→ **Stated exercise**
Find every line in the records below that holds the word "text", and copy each one.

→ **Source material**

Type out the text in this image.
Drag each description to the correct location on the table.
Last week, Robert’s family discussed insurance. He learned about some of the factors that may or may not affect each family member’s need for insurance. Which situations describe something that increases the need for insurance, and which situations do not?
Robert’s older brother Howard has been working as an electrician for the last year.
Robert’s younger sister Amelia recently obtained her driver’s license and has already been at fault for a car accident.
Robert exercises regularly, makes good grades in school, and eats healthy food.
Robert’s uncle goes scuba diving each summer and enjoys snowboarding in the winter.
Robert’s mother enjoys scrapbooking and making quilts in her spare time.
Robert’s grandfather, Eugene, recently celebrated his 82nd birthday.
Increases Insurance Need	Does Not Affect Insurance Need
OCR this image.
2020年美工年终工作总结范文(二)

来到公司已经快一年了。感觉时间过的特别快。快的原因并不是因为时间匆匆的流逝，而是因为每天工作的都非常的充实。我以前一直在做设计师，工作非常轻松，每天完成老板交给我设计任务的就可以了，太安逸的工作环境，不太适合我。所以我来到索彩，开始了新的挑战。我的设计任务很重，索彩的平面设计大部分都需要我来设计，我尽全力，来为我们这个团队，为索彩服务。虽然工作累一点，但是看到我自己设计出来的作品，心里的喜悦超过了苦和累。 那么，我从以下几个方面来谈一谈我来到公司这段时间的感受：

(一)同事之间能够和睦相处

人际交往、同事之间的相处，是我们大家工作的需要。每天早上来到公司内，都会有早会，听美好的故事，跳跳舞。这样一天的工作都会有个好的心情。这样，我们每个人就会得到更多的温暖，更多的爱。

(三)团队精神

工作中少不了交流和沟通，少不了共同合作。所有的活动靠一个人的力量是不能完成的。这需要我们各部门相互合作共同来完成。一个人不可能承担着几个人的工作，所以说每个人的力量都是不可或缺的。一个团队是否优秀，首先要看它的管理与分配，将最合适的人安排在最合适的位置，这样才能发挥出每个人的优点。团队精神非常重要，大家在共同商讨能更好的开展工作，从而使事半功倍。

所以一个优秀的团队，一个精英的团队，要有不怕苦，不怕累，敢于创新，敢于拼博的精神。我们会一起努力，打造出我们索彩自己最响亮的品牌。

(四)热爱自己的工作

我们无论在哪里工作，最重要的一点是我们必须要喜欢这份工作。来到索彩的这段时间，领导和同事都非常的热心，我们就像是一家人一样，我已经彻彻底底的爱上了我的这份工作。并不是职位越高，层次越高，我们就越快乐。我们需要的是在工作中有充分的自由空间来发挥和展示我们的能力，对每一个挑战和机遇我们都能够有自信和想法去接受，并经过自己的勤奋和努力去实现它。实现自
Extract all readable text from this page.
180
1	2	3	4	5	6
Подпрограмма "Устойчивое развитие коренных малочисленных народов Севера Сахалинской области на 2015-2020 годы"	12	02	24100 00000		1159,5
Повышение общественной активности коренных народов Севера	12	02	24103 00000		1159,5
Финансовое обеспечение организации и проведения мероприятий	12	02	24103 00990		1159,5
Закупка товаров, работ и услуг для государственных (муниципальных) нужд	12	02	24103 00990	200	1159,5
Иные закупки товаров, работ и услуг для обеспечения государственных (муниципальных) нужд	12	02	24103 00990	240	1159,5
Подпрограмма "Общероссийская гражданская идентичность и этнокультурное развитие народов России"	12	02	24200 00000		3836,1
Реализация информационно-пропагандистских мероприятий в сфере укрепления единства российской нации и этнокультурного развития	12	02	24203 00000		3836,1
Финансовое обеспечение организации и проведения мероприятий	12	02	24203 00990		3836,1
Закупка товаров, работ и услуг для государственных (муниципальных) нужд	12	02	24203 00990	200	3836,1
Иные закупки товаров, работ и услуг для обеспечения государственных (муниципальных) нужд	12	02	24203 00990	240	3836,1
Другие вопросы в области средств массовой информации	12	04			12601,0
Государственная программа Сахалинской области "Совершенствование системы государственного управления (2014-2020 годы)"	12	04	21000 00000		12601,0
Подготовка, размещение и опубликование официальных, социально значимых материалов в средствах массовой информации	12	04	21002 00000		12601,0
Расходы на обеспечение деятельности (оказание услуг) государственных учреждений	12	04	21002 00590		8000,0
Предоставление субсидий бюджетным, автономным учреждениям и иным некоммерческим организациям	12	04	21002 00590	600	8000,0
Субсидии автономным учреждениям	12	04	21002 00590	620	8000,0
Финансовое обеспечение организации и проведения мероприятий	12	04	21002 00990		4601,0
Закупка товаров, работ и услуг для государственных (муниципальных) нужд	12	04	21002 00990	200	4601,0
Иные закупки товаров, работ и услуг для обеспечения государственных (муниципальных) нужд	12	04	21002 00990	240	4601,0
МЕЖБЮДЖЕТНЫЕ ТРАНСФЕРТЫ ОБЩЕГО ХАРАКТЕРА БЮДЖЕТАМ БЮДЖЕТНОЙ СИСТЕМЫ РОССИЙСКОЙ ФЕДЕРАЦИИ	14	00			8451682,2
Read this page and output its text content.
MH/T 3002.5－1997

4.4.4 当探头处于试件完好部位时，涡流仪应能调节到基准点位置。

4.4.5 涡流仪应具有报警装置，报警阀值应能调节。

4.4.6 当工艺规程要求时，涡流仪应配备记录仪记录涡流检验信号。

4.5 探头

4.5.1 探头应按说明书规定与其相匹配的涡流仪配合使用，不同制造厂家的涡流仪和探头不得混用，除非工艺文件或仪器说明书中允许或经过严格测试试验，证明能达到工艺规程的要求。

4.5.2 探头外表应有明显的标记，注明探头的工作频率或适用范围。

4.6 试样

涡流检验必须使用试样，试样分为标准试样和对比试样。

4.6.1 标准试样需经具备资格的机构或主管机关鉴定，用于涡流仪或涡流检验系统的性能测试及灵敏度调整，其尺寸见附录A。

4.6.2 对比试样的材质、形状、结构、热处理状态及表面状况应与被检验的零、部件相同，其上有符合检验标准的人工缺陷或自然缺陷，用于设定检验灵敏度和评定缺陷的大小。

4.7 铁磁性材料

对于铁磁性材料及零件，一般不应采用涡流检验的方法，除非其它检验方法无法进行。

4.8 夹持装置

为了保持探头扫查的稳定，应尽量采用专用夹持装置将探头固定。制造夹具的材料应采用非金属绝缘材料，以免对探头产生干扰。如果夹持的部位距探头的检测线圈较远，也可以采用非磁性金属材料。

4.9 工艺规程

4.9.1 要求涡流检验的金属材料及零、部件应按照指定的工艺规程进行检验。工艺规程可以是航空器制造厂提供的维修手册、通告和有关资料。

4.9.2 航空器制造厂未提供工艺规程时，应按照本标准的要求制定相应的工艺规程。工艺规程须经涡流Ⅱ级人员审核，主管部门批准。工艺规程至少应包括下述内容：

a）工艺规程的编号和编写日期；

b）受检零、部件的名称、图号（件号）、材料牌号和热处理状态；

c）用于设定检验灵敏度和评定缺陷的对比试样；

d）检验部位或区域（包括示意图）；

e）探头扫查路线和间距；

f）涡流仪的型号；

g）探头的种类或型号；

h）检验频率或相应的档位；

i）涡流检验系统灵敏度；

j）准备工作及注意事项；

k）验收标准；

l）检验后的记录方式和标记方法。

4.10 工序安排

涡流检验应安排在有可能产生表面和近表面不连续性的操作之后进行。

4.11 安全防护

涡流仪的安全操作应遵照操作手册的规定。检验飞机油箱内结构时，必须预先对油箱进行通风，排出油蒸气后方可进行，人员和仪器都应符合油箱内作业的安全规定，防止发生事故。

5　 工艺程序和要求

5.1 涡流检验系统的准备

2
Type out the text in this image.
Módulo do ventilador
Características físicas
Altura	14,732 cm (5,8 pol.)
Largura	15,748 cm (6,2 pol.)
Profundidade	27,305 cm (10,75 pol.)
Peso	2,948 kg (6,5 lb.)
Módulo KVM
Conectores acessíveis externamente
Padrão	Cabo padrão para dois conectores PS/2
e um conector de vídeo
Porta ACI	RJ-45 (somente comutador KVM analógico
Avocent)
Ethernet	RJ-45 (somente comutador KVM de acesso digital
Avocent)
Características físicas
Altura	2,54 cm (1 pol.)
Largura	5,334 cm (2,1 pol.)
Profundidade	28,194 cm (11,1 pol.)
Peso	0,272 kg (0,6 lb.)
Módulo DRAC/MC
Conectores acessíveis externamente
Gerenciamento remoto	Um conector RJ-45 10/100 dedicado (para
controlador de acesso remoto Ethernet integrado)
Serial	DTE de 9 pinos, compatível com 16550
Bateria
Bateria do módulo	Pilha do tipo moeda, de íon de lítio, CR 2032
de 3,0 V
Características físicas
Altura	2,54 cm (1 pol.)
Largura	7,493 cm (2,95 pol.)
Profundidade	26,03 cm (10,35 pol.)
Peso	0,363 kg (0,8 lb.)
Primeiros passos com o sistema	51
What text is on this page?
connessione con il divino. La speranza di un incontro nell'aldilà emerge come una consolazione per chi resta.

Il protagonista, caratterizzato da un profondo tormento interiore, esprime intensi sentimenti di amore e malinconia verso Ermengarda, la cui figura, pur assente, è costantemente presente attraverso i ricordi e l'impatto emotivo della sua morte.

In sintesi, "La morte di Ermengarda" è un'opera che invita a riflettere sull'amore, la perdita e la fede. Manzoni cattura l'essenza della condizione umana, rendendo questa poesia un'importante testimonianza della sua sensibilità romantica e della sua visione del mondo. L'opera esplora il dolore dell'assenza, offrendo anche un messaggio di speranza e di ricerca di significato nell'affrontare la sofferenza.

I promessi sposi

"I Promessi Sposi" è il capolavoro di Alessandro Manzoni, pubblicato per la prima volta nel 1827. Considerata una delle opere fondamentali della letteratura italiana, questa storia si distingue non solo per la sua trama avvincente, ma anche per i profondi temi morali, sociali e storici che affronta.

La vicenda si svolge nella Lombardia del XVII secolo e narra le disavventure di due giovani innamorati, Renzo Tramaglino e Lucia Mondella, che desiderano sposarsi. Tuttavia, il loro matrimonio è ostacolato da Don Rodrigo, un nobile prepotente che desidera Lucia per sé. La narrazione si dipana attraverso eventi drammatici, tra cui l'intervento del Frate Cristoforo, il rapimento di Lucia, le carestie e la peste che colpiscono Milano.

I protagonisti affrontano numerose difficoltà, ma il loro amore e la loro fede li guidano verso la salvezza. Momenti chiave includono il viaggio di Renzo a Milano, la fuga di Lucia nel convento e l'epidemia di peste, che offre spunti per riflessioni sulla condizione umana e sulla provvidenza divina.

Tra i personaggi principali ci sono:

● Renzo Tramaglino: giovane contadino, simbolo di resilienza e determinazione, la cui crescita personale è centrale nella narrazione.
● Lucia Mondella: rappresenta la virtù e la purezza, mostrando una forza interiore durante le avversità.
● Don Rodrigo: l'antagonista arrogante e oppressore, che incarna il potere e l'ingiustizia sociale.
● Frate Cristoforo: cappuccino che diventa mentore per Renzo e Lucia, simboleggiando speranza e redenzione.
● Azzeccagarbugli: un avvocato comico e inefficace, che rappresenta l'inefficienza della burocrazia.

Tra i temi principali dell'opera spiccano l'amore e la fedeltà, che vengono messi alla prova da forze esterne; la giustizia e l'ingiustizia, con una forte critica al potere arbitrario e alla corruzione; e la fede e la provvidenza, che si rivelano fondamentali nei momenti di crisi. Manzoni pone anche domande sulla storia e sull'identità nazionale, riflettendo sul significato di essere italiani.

→ **Exercise result**
Type out the text in this image.
Extract all readable text from this page.
Read this page and output its text content.
Type out the text in this image.
What text is on this page?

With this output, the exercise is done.